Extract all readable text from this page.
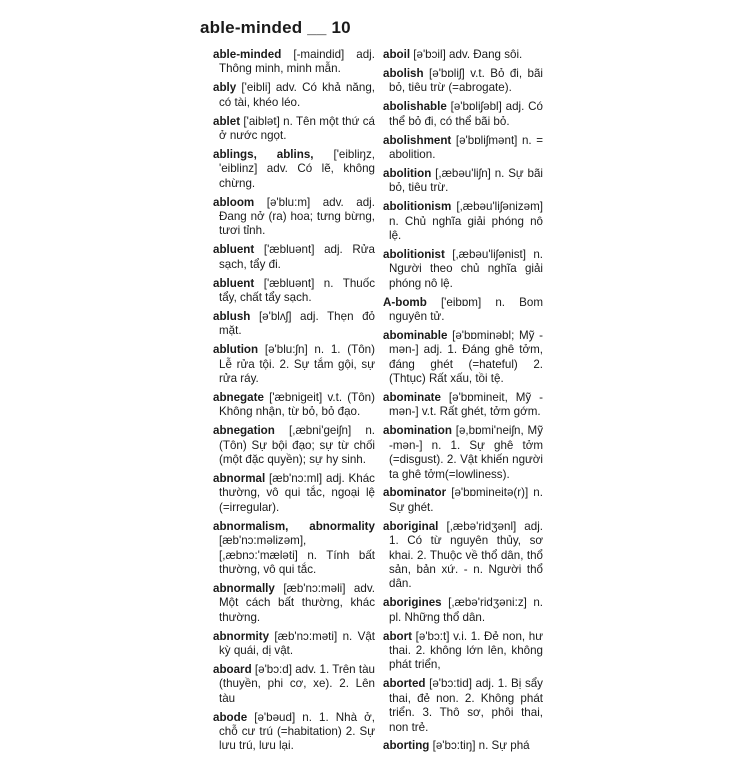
able-minded __ 10

able-minded [-maindid] adj. Thông minh, minh mẫn.

ably ['eibli] adv. Có khả năng, có tài, khéo léo.

ablet ['aiblət] n. Tên một thứ cá ở nước ngọt.

ablings, ablins, ['eibliŋz, 'eiblinz] adv. Có lẽ, không chừng.

abloom [ə'blu:m] adv. adj. Đang nở (ra) hoa; tưng bừng, tươi tỉnh.

abluent ['æbluənt] adj. Rửa sạch, tẩy đi.

abluent ['æbluənt] n. Thuốc tẩy, chất tẩy sạch.

ablush [ə'blʌʃ] adj. Thẹn đỏ mặt.

ablution [ə'blu:ʃn] n. 1. (Tôn) Lễ rửa tội. 2. Sự tắm gội, sự rửa ráy.

abnegate ['æbnigeit] v.t. (Tôn) Không nhận, từ bỏ, bỏ đạo.

abnegation [,æbni'geiʃn] n. (Tôn) Sự bội đạo; sự từ chối (một đặc quyền); sự hy sinh.

abnormal [æb'nɔ:ml] adj. Khác thường, vô qui tắc, ngoại lệ (=irregular).

abnormalism, abnormality [æb'nɔ:məlizəm], [,æbnɔ:'mæləti] n. Tính bất thường, vô qui tắc.

abnormally [æb'nɔ:məli] adv. Một cách bất thường, khác thường.

abnormity [æb'nɔ:məti] n. Vật kỳ quái, dị vật.

aboard [ə'bɔ:d] adv. 1. Trên tàu (thuyền, phi cơ, xe). 2. Lên tàu

abode [ə'bəud] n. 1. Nhà ở, chỗ cư trú (=habitation) 2. Sự lưu trú, lưu lại.

aboil [ə'bɔil] adv. Đang sôi.

abolish [ə'bɒliʃ] v.t. Bỏ đi, bãi bỏ, tiêu trừ (=abrogate).

abolishable [ə'bɒliʃəbl] adj. Có thể bỏ đi, có thể bãi bỏ.

abolishment [ə'bɒliʃmənt] n. = abolition.

abolition [,æbəu'liʃn] n. Sự bãi bỏ, tiêu trừ.

abolitionism [,æbəu'liʃənizəm] n. Chủ nghĩa giải phóng nô lệ.

abolitionist [,æbəu'liʃənist] n. Người theo chủ nghĩa giải phóng nô lệ.

A-bomb ['eibɒm] n. Bom nguyên tử.

abominable [ə'bɒminəbl; Mỹ -mən-] adj. 1. Đáng ghê tởm, đáng ghét (=hateful) 2. (Thtục) Rất xấu, tồi tệ.

abominate [ə'bɒmineit, Mỹ -mən-] v.t. Rất ghét, tởm gớm.

abomination [ə,bɒmi'neiʃn, Mỹ -mən-] n. 1. Sự ghê tởm (=disgust). 2. Vật khiến người ta ghê tởm(=lowliness).

abominator [ə'bɒmineitə(r)] n. Sự ghét.

aboriginal [,æbə'ridʒənl] adj. 1. Có từ nguyên thủy, sơ khai. 2. Thuộc về thổ dân, thổ sản, bản xứ. - n. Người thổ dân.

aborigines [,æbə'ridʒəni:z] n. pl. Những thổ dân.

abort [ə'bɔ:t] v.i. 1. Đẻ non, hư thai. 2. không lớn lên, không phát triển,

aborted [ə'bɔ:tid] adj. 1. Bị sẩy thai, đẻ non. 2. Không phát triển. 3. Thô sơ, phôi thai, non trẻ.

aborting [ə'bɔ:tiŋ] n. Sự phá
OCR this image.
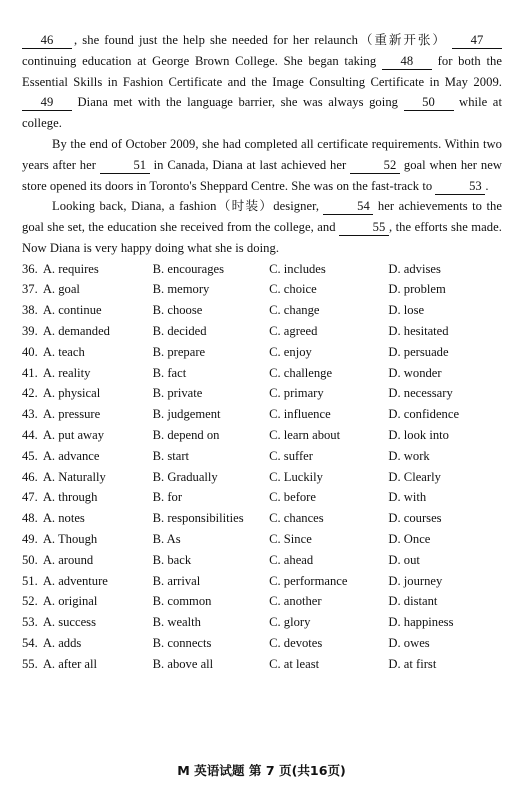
46 , she found just the help she needed for her relaunch（重新开张） 47 continuing education at George Brown College. She began taking 48 for both the Essential Skills in Fashion Certificate and the Image Consulting Certificate in May 2009. 49 Diana met with the language barrier, she was always going 50 while at college.

By the end of October 2009, she had completed all certificate requirements. Within two years after her	51 in Canada, Diana at last achieved her	52 goal when her new store opened its doors in Toronto's Sheppard Centre. She was on the fast-track to	53 .

Looking back, Diana, a fashion（时装）designer,	54 her achievements to the goal she set, the education she received from the college, and	55 , the efforts she made. Now Diana is very happy doing what she is doing.

36. A. requires	B. encourages	C. includes	D. advises
37. A. goal	B. memory	C. choice	D. problem
38. A. continue	B. choose	C. change	D. lose
39. A. demanded	B. decided	C. agreed	D. hesitated
40. A. teach	B. prepare	C. enjoy	D. persuade
41. A. reality	B. fact	C. challenge	D. wonder
42. A. physical	B. private	C. primary	D. necessary
43. A. pressure	B. judgement	C. influence	D. confidence
44. A. put away	B. depend on	C. learn about	D. look into
45. A. advance	B. start	C. suffer	D. work
46. A. Naturally	B. Gradually	C. Luckily	D. Clearly
47. A. through	B. for	C. before	D. with
48. A. notes	B. responsibilities	C. chances	D. courses
49. A. Though	B. As	C. Since	D. Once
50. A. around	B. back	C. ahead	D. out
51. A. adventure	B. arrival	C. performance	D. journey
52. A. original	B. common	C. another	D. distant
53. A. success	B. wealth	C. glory	D. happiness
54. A. adds	B. connects	C. devotes	D. owes
55. A. after all	B. above all	C. at least	D. at first
M 英语试题 第 7 页(共16页)
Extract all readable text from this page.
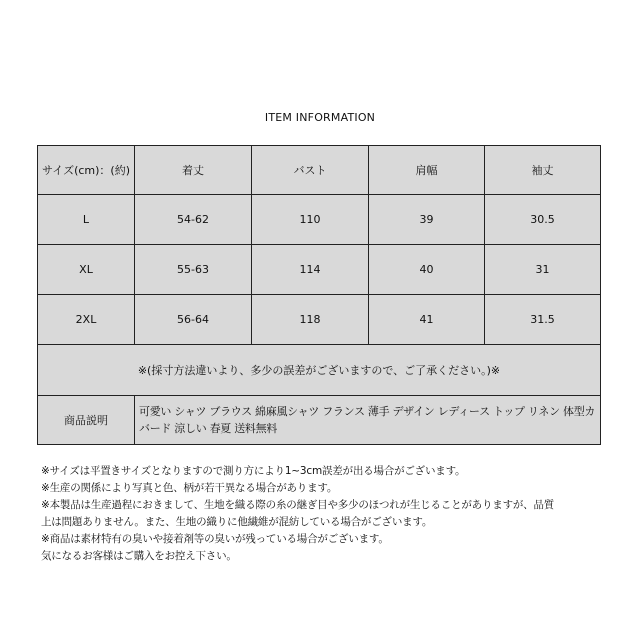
ITEM INFORMATION
サイズ(cm)：(約)	着丈	バスト	肩幅	袖丈
L	54-62	110	39	30.5
XL	55-63	114	40	31
2XL	56-64	118	41	31.5
※(採寸方法違いより、多少の誤差がございますので、ご了承ください。)※				
商品説明	可愛い シャツ ブラウス 綿麻風シャツ フランス 薄手 デザイン レディース トップ リネン 体型カバード 涼しい 春夏 送料無料			
※サイズは平置きサイズとなりますので測り方により1~3cm誤差が出る場合がございます。
※生産の関係により写真と色、柄が若干異なる場合があります。
※本製品は生産過程におきまして、生地を織る際の糸の継ぎ目や多少のほつれが生じることがありますが、品質
上は問題ありません。また、生地の織りに他繊維が混紡している場合がございます。
※商品は素材特有の臭いや接着剤等の臭いが残っている場合がございます。
気になるお客様はご購入をお控え下さい。
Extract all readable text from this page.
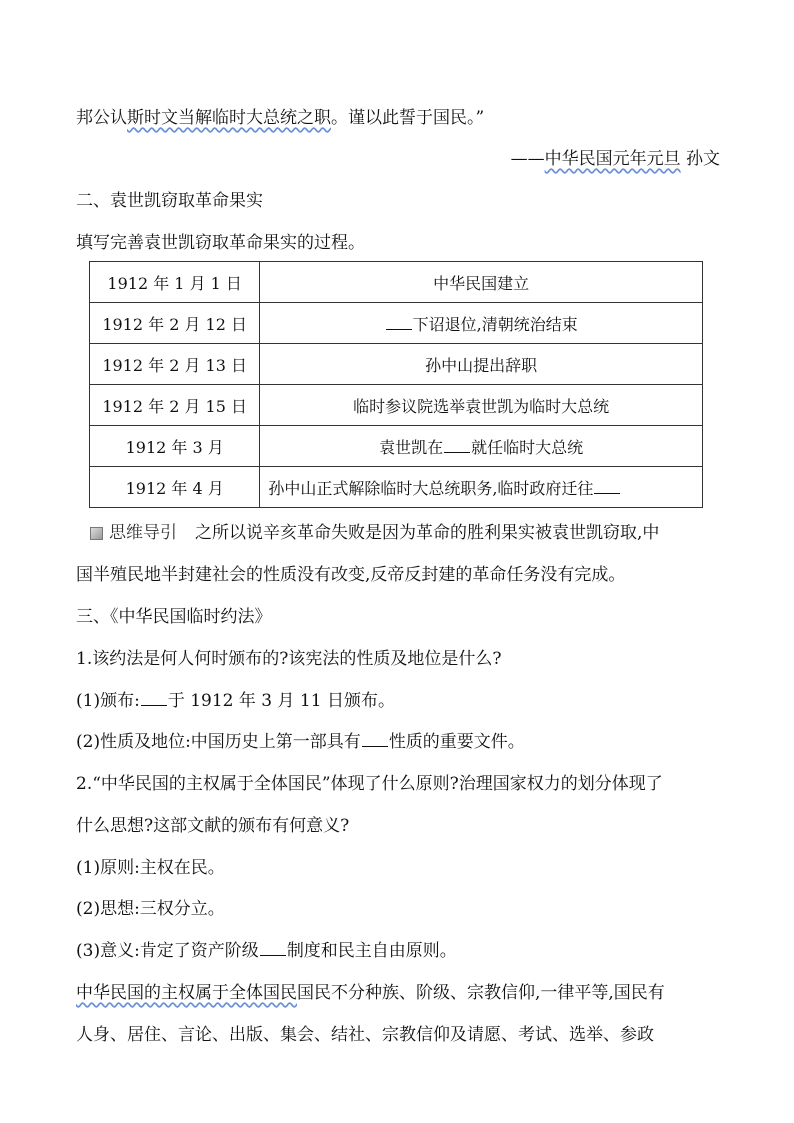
邦公认斯时文当解临时大总统之职。谨以此誓于国民。”
——中华民国元年元旦 孙文
二、袁世凯窃取革命果实
填写完善袁世凯窃取革命果实的过程。
1912 年 1 月 1 日	中华民国建立
1912 年 2 月 12 日	下诏退位,清朝统治结束
1912 年 2 月 13 日	孙中山提出辞职
1912 年 2 月 15 日	临时参议院选举袁世凯为临时大总统
1912 年 3 月	袁世凯在 就任临时大总统
1912 年 4 月	孙中山正式解除临时大总统职务,临时政府迁往
思维导引 之所以说辛亥革命失败是因为革命的胜利果实被袁世凯窃取,中
国半殖民地半封建社会的性质没有改变,反帝反封建的革命任务没有完成。
三、《中华民国临时约法》
1.该约法是何人何时颁布的?该宪法的性质及地位是什么?
(1)颁布: 于 1912 年 3 月 11 日颁布。
(2)性质及地位:中国历史上第一部具有 性质的重要文件。
2.“中华民国的主权属于全体国民”体现了什么原则?治理国家权力的划分体现了
什么思想?这部文献的颁布有何意义?
(1)原则:主权在民。
(2)思想:三权分立。
(3)意义:肯定了资产阶级 制度和民主自由原则。
中华民国的主权属于全体国民国民不分种族、阶级、宗教信仰,一律平等,国民有
人身、居住、言论、出版、集会、结社、宗教信仰及请愿、考试、选举、参政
_ _ _ _ _
### [Task instructions]
Reproduce the material word for word. Any pictures should be left out of the copy.

### [Correct output]
Extract all readable text from this page.
able-minded __ 10

able-minded [-maindid] adj. Thông minh, minh mẫn.

ably ['eibli] adv. Có khả năng, có tài, khéo léo.

ablet ['aiblət] n. Tên một thứ cá ở nước ngọt.

ablings, ablins, ['eibliŋz, 'eiblinz] adv. Có lẽ, không chừng.

abloom [ə'blu:m] adv. adj. Đang nở (ra) hoa; tưng bừng, tươi tỉnh.

abluent ['æbluənt] adj. Rửa sạch, tẩy đi.

abluent ['æbluənt] n. Thuốc tẩy, chất tẩy sạch.

ablush [ə'blʌʃ] adj. Thẹn đỏ mặt.

ablution [ə'blu:ʃn] n. 1. (Tôn) Lễ rửa tội. 2. Sự tắm gội, sự rửa ráy.

abnegate ['æbnigeit] v.t. (Tôn) Không nhận, từ bỏ, bỏ đạo.

abnegation [,æbni'geiʃn] n. (Tôn) Sự bội đạo; sự từ chối (một đặc quyền); sự hy sinh.

abnormal [æb'nɔ:ml] adj. Khác thường, vô qui tắc, ngoại lệ (=irregular).

abnormalism, abnormality [æb'nɔ:məlizəm], [,æbnɔ:'mæləti] n. Tính bất thường, vô qui tắc.

abnormally [æb'nɔ:məli] adv. Một cách bất thường, khác thường.

abnormity [æb'nɔ:məti] n. Vật kỳ quái, dị vật.

aboard [ə'bɔ:d] adv. 1. Trên tàu (thuyền, phi cơ, xe). 2. Lên tàu

abode [ə'bəud] n. 1. Nhà ở, chỗ cư trú (=habitation) 2. Sự lưu trú, lưu lại.

aboil [ə'bɔil] adv. Đang sôi.

abolish [ə'bɒliʃ] v.t. Bỏ đi, bãi bỏ, tiêu trừ (=abrogate).

abolishable [ə'bɒliʃəbl] adj. Có thể bỏ đi, có thể bãi bỏ.

abolishment [ə'bɒliʃmənt] n. = abolition.

abolition [,æbəu'liʃn] n. Sự bãi bỏ, tiêu trừ.

abolitionism [,æbəu'liʃənizəm] n. Chủ nghĩa giải phóng nô lệ.

abolitionist [,æbəu'liʃənist] n. Người theo chủ nghĩa giải phóng nô lệ.

A-bomb ['eibɒm] n. Bom nguyên tử.

abominable [ə'bɒminəbl; Mỹ -mən-] adj. 1. Đáng ghê tởm, đáng ghét (=hateful) 2. (Thtục) Rất xấu, tồi tệ.

abominate [ə'bɒmineit, Mỹ -mən-] v.t. Rất ghét, tởm gớm.

abomination [ə,bɒmi'neiʃn, Mỹ -mən-] n. 1. Sự ghê tởm (=disgust). 2. Vật khiến người ta ghê tởm(=lowliness).

abominator [ə'bɒmineitə(r)] n. Sự ghét.

aboriginal [,æbə'ridʒənl] adj. 1. Có từ nguyên thủy, sơ khai. 2. Thuộc về thổ dân, thổ sản, bản xứ. - n. Người thổ dân.

aborigines [,æbə'ridʒəni:z] n. pl. Những thổ dân.

abort [ə'bɔ:t] v.i. 1. Đẻ non, hư thai. 2. không lớn lên, không phát triển,

aborted [ə'bɔ:tid] adj. 1. Bị sẩy thai, đẻ non. 2. Không phát triển. 3. Thô sơ, phôi thai, non trẻ.

aborting [ə'bɔ:tiŋ] n. Sự phá
OCR this image.
46 , she found just the help she needed for her relaunch（重新开张） 47 continuing education at George Brown College. She began taking 48 for both the Essential Skills in Fashion Certificate and the Image Consulting Certificate in May 2009. 49 Diana met with the language barrier, she was always going 50 while at college.

By the end of October 2009, she had completed all certificate requirements. Within two years after her	51 in Canada, Diana at last achieved her	52 goal when her new store opened its doors in Toronto's Sheppard Centre. She was on the fast-track to	53 .

Looking back, Diana, a fashion（时装）designer,	54 her achievements to the goal she set, the education she received from the college, and	55 , the efforts she made. Now Diana is very happy doing what she is doing.

36. A. requires	B. encourages	C. includes	D. advises
37. A. goal	B. memory	C. choice	D. problem
38. A. continue	B. choose	C. change	D. lose
39. A. demanded	B. decided	C. agreed	D. hesitated
40. A. teach	B. prepare	C. enjoy	D. persuade
41. A. reality	B. fact	C. challenge	D. wonder
42. A. physical	B. private	C. primary	D. necessary
43. A. pressure	B. judgement	C. influence	D. confidence
44. A. put away	B. depend on	C. learn about	D. look into
45. A. advance	B. start	C. suffer	D. work
46. A. Naturally	B. Gradually	C. Luckily	D. Clearly
47. A. through	B. for	C. before	D. with
48. A. notes	B. responsibilities	C. chances	D. courses
49. A. Though	B. As	C. Since	D. Once
50. A. around	B. back	C. ahead	D. out
51. A. adventure	B. arrival	C. performance	D. journey
52. A. original	B. common	C. another	D. distant
53. A. success	B. wealth	C. glory	D. happiness
54. A. adds	B. connects	C. devotes	D. owes
55. A. after all	B. above all	C. at least	D. at first
M 英语试题 第 7 页(共16页)
Extract all readable text from this page.
ITEM INFORMATION
サイズ(cm)：(約)	着丈	バスト	肩幅	袖丈
L	54-62	110	39	30.5
XL	55-63	114	40	31
2XL	56-64	118	41	31.5
※(採寸方法違いより、多少の誤差がございますので、ご了承ください。)※				
商品説明	可愛い シャツ ブラウス 綿麻風シャツ フランス 薄手 デザイン レディース トップ リネン 体型カバード 涼しい 春夏 送料無料			
※サイズは平置きサイズとなりますので測り方により1~3cm誤差が出る場合がございます。
※生産の関係により写真と色、柄が若干異なる場合があります。
※本製品は生産過程におきまして、生地を織る際の糸の継ぎ目や多少のほつれが生じることがありますが、品質
上は問題ありません。また、生地の織りに他繊維が混紡している場合がございます。
※商品は素材特有の臭いや接着剤等の臭いが残っている場合がございます。
気になるお客様はご購入をお控え下さい。
Extract all readable text from this page.
邦公认斯时文当解临时大总统之职。谨以此誓于国民。”
——中华民国元年元旦 孙文
二、袁世凯窃取革命果实
填写完善袁世凯窃取革命果实的过程。
1912 年 1 月 1 日	中华民国建立
1912 年 2 月 12 日	下诏退位,清朝统治结束
1912 年 2 月 13 日	孙中山提出辞职
1912 年 2 月 15 日	临时参议院选举袁世凯为临时大总统
1912 年 3 月	袁世凯在 就任临时大总统
1912 年 4 月	孙中山正式解除临时大总统职务,临时政府迁往
思维导引 之所以说辛亥革命失败是因为革命的胜利果实被袁世凯窃取,中
国半殖民地半封建社会的性质没有改变,反帝反封建的革命任务没有完成。
三、《中华民国临时约法》
1.该约法是何人何时颁布的?该宪法的性质及地位是什么?
(1)颁布: 于 1912 年 3 月 11 日颁布。
(2)性质及地位:中国历史上第一部具有 性质的重要文件。
2.“中华民国的主权属于全体国民”体现了什么原则?治理国家权力的划分体现了
什么思想?这部文献的颁布有何意义?
(1)原则:主权在民。
(2)思想:三权分立。
(3)意义:肯定了资产阶级 制度和民主自由原则。
中华民国的主权属于全体国民国民不分种族、阶级、宗教信仰,一律平等,国民有
人身、居住、言论、出版、集会、结社、宗教信仰及请愿、考试、选举、参政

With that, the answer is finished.